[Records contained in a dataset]
— BEGIN —

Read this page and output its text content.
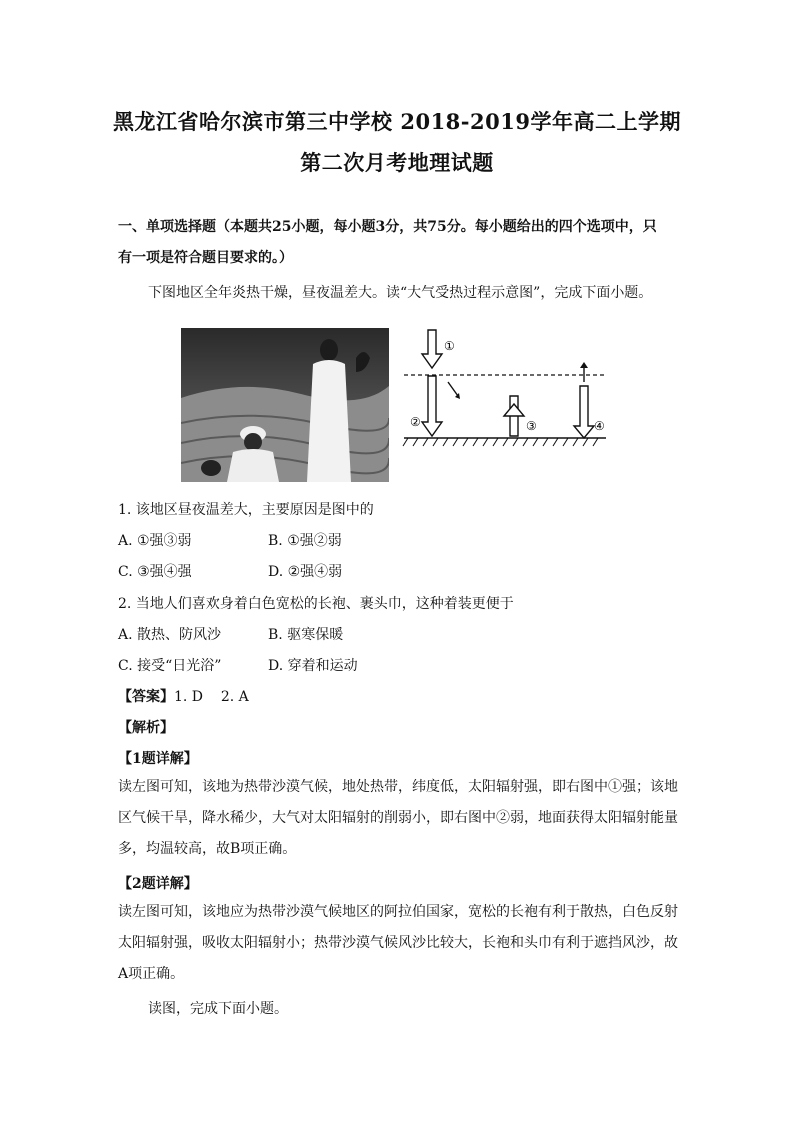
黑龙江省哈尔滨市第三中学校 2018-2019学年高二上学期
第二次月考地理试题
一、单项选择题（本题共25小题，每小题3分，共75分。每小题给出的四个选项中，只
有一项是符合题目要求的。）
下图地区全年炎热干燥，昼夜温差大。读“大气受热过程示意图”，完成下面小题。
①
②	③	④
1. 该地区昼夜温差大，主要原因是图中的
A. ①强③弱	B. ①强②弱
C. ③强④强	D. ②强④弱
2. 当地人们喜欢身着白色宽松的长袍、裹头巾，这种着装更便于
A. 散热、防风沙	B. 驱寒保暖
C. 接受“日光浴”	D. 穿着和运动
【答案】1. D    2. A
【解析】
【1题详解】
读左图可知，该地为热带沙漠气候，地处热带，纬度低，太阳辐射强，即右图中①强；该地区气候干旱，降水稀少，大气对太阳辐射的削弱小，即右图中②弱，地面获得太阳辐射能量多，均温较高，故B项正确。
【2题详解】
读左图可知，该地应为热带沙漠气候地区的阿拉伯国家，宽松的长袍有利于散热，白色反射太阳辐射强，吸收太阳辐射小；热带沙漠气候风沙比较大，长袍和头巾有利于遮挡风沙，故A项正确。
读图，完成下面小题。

— END —
— BEGIN —

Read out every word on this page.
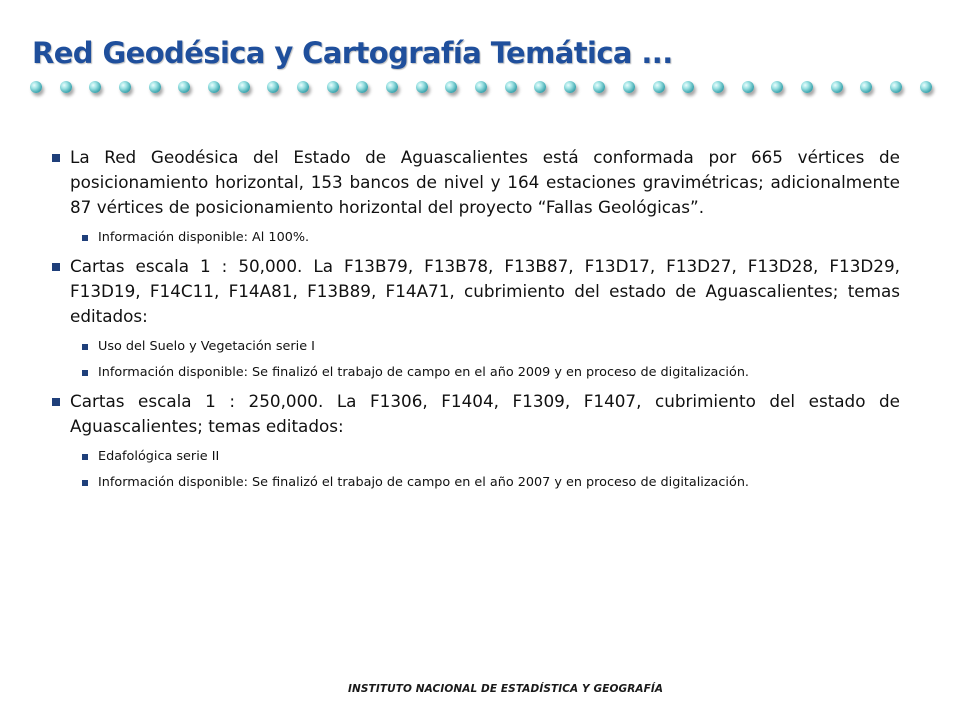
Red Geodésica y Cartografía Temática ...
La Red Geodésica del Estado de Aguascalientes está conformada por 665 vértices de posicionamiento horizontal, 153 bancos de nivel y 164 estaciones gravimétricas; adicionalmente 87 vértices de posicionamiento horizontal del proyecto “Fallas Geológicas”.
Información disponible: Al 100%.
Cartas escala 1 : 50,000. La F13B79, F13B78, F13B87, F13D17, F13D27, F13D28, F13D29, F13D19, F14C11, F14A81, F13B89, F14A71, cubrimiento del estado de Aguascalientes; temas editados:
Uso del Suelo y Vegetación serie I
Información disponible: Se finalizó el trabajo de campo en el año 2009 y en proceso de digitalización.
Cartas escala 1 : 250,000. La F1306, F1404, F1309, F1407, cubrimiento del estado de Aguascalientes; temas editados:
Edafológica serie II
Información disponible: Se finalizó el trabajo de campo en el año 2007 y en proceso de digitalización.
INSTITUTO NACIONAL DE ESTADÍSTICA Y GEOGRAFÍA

— END —

Problem details =>
Find each line in the records holding the string "escala" and show it.

Task result =>
Cartas escala 1 : 50,000. La F13B79, F13B78, F13B87, F13D17, F13D27, F13D28, F13D29, F13D19, F14C11, F14A81, F13B89, F14A71, cubrimiento del estado de Aguascalientes; temas editados:
Cartas escala 1 : 250,000. La F1306, F1404, F1309, F1407, cubrimiento del estado de Aguascalientes; temas editados:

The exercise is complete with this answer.